◆ **Working data**:
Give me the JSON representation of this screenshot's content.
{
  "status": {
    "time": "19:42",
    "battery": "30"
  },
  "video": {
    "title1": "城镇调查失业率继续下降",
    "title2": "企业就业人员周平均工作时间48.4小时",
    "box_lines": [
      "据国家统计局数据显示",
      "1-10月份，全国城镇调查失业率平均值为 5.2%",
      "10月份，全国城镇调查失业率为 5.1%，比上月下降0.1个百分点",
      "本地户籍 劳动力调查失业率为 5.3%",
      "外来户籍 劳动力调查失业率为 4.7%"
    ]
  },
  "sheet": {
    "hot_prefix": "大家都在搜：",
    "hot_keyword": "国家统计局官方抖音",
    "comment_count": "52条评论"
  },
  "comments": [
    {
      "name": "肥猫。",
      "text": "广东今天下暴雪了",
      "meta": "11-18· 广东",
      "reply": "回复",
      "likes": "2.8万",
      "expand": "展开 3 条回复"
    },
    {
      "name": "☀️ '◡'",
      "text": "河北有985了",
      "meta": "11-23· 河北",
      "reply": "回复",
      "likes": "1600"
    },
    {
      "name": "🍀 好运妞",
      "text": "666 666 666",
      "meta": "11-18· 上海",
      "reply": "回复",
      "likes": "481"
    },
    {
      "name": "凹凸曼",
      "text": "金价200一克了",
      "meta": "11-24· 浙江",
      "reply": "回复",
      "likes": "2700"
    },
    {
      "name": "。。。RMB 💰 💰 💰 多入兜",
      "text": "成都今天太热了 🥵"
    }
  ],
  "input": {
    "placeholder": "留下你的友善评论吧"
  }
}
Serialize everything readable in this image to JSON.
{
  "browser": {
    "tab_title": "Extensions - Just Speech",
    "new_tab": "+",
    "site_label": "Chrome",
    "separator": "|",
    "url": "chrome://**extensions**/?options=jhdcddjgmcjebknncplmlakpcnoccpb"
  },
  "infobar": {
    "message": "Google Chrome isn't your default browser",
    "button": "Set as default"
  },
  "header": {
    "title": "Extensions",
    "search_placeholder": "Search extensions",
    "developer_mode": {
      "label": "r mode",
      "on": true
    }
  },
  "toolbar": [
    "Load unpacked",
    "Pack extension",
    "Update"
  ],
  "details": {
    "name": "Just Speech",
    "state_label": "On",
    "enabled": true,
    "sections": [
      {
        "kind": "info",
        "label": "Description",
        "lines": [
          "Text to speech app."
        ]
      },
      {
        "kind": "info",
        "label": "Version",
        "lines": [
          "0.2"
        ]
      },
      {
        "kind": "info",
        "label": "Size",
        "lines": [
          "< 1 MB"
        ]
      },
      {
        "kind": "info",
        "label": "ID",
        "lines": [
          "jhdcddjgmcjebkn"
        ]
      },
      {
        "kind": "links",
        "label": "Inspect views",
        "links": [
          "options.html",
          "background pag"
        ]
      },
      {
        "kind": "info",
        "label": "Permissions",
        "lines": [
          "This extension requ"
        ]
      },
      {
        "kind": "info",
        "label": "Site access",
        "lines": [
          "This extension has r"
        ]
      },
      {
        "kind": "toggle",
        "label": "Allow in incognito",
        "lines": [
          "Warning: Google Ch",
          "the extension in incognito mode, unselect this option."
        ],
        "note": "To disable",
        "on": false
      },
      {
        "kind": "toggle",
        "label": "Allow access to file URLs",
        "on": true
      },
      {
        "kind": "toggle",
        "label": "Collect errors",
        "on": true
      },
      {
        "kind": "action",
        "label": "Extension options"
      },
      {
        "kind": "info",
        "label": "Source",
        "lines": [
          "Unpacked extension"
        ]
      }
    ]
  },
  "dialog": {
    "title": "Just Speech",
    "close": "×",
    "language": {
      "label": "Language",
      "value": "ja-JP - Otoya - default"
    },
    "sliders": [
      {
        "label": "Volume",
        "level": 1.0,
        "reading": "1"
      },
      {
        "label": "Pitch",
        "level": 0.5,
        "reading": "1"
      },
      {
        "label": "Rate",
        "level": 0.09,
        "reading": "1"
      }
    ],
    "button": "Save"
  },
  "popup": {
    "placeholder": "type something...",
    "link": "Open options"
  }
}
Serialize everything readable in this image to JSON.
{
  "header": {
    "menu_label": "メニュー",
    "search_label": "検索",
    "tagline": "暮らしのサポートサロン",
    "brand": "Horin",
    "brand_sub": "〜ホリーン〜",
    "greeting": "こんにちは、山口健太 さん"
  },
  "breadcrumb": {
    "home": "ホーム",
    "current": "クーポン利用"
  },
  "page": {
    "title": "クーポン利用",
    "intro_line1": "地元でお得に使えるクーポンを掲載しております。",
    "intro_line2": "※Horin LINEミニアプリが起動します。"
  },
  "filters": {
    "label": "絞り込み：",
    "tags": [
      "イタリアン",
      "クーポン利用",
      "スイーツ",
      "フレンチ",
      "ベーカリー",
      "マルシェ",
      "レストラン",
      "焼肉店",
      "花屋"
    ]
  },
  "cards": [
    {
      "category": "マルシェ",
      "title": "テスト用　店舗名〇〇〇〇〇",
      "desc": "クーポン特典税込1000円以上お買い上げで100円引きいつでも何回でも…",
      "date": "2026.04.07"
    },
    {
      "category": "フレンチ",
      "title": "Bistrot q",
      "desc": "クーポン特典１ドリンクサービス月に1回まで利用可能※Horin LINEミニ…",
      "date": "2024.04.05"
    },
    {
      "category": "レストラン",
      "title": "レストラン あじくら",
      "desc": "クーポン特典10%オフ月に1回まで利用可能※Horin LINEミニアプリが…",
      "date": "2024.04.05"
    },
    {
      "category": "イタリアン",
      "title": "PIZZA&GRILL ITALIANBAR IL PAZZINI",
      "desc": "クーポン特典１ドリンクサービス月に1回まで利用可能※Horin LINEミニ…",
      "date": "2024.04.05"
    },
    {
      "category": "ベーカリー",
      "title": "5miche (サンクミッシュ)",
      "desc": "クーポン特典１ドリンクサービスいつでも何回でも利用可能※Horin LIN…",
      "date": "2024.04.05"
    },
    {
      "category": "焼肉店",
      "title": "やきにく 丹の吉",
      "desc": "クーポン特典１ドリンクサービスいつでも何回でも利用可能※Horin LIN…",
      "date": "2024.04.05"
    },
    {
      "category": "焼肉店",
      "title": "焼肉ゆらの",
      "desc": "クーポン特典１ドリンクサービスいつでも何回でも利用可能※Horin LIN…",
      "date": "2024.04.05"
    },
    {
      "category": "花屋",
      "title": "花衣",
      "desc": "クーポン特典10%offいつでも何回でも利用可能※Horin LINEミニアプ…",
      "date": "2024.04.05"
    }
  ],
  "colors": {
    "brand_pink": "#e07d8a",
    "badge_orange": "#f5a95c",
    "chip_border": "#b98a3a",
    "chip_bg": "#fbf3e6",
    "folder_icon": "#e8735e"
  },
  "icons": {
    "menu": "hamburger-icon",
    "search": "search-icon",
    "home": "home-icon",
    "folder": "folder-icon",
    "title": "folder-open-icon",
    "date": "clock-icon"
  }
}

◆ **Aim of the exercise**: Give the material above again, word for word.

◆ **Full answer**:
Give me the JSON representation of this screenshot's content.
{
  "status": {
    "time": "19:42",
    "battery": "30"
  },
  "video": {
    "title1": "城镇调查失业率继续下降",
    "title2": "企业就业人员周平均工作时间48.4小时",
    "box_lines": [
      "据国家统计局数据显示",
      "1-10月份，全国城镇调查失业率平均值为 5.2%",
      "10月份，全国城镇调查失业率为 5.1%，比上月下降0.1个百分点",
      "本地户籍 劳动力调查失业率为 5.3%",
      "外来户籍 劳动力调查失业率为 4.7%"
    ]
  },
  "sheet": {
    "hot_prefix": "大家都在搜：",
    "hot_keyword": "国家统计局官方抖音",
    "comment_count": "52条评论"
  },
  "comments": [
    {
      "name": "肥猫。",
      "text": "广东今天下暴雪了",
      "meta": "11-18· 广东",
      "reply": "回复",
      "likes": "2.8万",
      "expand": "展开 3 条回复"
    },
    {
      "name": "☀️ '◡'",
      "text": "河北有985了",
      "meta": "11-23· 河北",
      "reply": "回复",
      "likes": "1600"
    },
    {
      "name": "🍀 好运妞",
      "text": "666 666 666",
      "meta": "11-18· 上海",
      "reply": "回复",
      "likes": "481"
    },
    {
      "name": "凹凸曼",
      "text": "金价200一克了",
      "meta": "11-24· 浙江",
      "reply": "回复",
      "likes": "2700"
    },
    {
      "name": "。。。RMB 💰 💰 💰 多入兜",
      "text": "成都今天太热了 🥵"
    }
  ],
  "input": {
    "placeholder": "留下你的友善评论吧"
  }
}
Serialize everything readable in this image to JSON.
{
  "browser": {
    "tab_title": "Extensions - Just Speech",
    "new_tab": "+",
    "site_label": "Chrome",
    "separator": "|",
    "url": "chrome://**extensions**/?options=jhdcddjgmcjebknncplmlakpcnoccpb"
  },
  "infobar": {
    "message": "Google Chrome isn't your default browser",
    "button": "Set as default"
  },
  "header": {
    "title": "Extensions",
    "search_placeholder": "Search extensions",
    "developer_mode": {
      "label": "r mode",
      "on": true
    }
  },
  "toolbar": [
    "Load unpacked",
    "Pack extension",
    "Update"
  ],
  "details": {
    "name": "Just Speech",
    "state_label": "On",
    "enabled": true,
    "sections": [
      {
        "kind": "info",
        "label": "Description",
        "lines": [
          "Text to speech app."
        ]
      },
      {
        "kind": "info",
        "label": "Version",
        "lines": [
          "0.2"
        ]
      },
      {
        "kind": "info",
        "label": "Size",
        "lines": [
          "< 1 MB"
        ]
      },
      {
        "kind": "info",
        "label": "ID",
        "lines": [
          "jhdcddjgmcjebkn"
        ]
      },
      {
        "kind": "links",
        "label": "Inspect views",
        "links": [
          "options.html",
          "background pag"
        ]
      },
      {
        "kind": "info",
        "label": "Permissions",
        "lines": [
          "This extension requ"
        ]
      },
      {
        "kind": "info",
        "label": "Site access",
        "lines": [
          "This extension has r"
        ]
      },
      {
        "kind": "toggle",
        "label": "Allow in incognito",
        "lines": [
          "Warning: Google Ch",
          "the extension in incognito mode, unselect this option."
        ],
        "note": "To disable",
        "on": false
      },
      {
        "kind": "toggle",
        "label": "Allow access to file URLs",
        "on": true
      },
      {
        "kind": "toggle",
        "label": "Collect errors",
        "on": true
      },
      {
        "kind": "action",
        "label": "Extension options"
      },
      {
        "kind": "info",
        "label": "Source",
        "lines": [
          "Unpacked extension"
        ]
      }
    ]
  },
  "dialog": {
    "title": "Just Speech",
    "close": "×",
    "language": {
      "label": "Language",
      "value": "ja-JP - Otoya - default"
    },
    "sliders": [
      {
        "label": "Volume",
        "level": 1.0,
        "reading": "1"
      },
      {
        "label": "Pitch",
        "level": 0.5,
        "reading": "1"
      },
      {
        "label": "Rate",
        "level": 0.09,
        "reading": "1"
      }
    ],
    "button": "Save"
  },
  "popup": {
    "placeholder": "type something...",
    "link": "Open options"
  }
}
Serialize everything readable in this image to JSON.
{
  "header": {
    "menu_label": "メニュー",
    "search_label": "検索",
    "tagline": "暮らしのサポートサロン",
    "brand": "Horin",
    "brand_sub": "〜ホリーン〜",
    "greeting": "こんにちは、山口健太 さん"
  },
  "breadcrumb": {
    "home": "ホーム",
    "current": "クーポン利用"
  },
  "page": {
    "title": "クーポン利用",
    "intro_line1": "地元でお得に使えるクーポンを掲載しております。",
    "intro_line2": "※Horin LINEミニアプリが起動します。"
  },
  "filters": {
    "label": "絞り込み：",
    "tags": [
      "イタリアン",
      "クーポン利用",
      "スイーツ",
      "フレンチ",
      "ベーカリー",
      "マルシェ",
      "レストラン",
      "焼肉店",
      "花屋"
    ]
  },
  "cards": [
    {
      "category": "マルシェ",
      "title": "テスト用　店舗名〇〇〇〇〇",
      "desc": "クーポン特典税込1000円以上お買い上げで100円引きいつでも何回でも…",
      "date": "2026.04.07"
    },
    {
      "category": "フレンチ",
      "title": "Bistrot q",
      "desc": "クーポン特典１ドリンクサービス月に1回まで利用可能※Horin LINEミニ…",
      "date": "2024.04.05"
    },
    {
      "category": "レストラン",
      "title": "レストラン あじくら",
      "desc": "クーポン特典10%オフ月に1回まで利用可能※Horin LINEミニアプリが…",
      "date": "2024.04.05"
    },
    {
      "category": "イタリアン",
      "title": "PIZZA&GRILL ITALIANBAR IL PAZZINI",
      "desc": "クーポン特典１ドリンクサービス月に1回まで利用可能※Horin LINEミニ…",
      "date": "2024.04.05"
    },
    {
      "category": "ベーカリー",
      "title": "5miche (サンクミッシュ)",
      "desc": "クーポン特典１ドリンクサービスいつでも何回でも利用可能※Horin LIN…",
      "date": "2024.04.05"
    },
    {
      "category": "焼肉店",
      "title": "やきにく 丹の吉",
      "desc": "クーポン特典１ドリンクサービスいつでも何回でも利用可能※Horin LIN…",
      "date": "2024.04.05"
    },
    {
      "category": "焼肉店",
      "title": "焼肉ゆらの",
      "desc": "クーポン特典１ドリンクサービスいつでも何回でも利用可能※Horin LIN…",
      "date": "2024.04.05"
    },
    {
      "category": "花屋",
      "title": "花衣",
      "desc": "クーポン特典10%offいつでも何回でも利用可能※Horin LINEミニアプ…",
      "date": "2024.04.05"
    }
  ],
  "colors": {
    "brand_pink": "#e07d8a",
    "badge_orange": "#f5a95c",
    "chip_border": "#b98a3a",
    "chip_bg": "#fbf3e6",
    "folder_icon": "#e8735e"
  },
  "icons": {
    "menu": "hamburger-icon",
    "search": "search-icon",
    "home": "home-icon",
    "folder": "folder-icon",
    "title": "folder-open-icon",
    "date": "clock-icon"
  }
}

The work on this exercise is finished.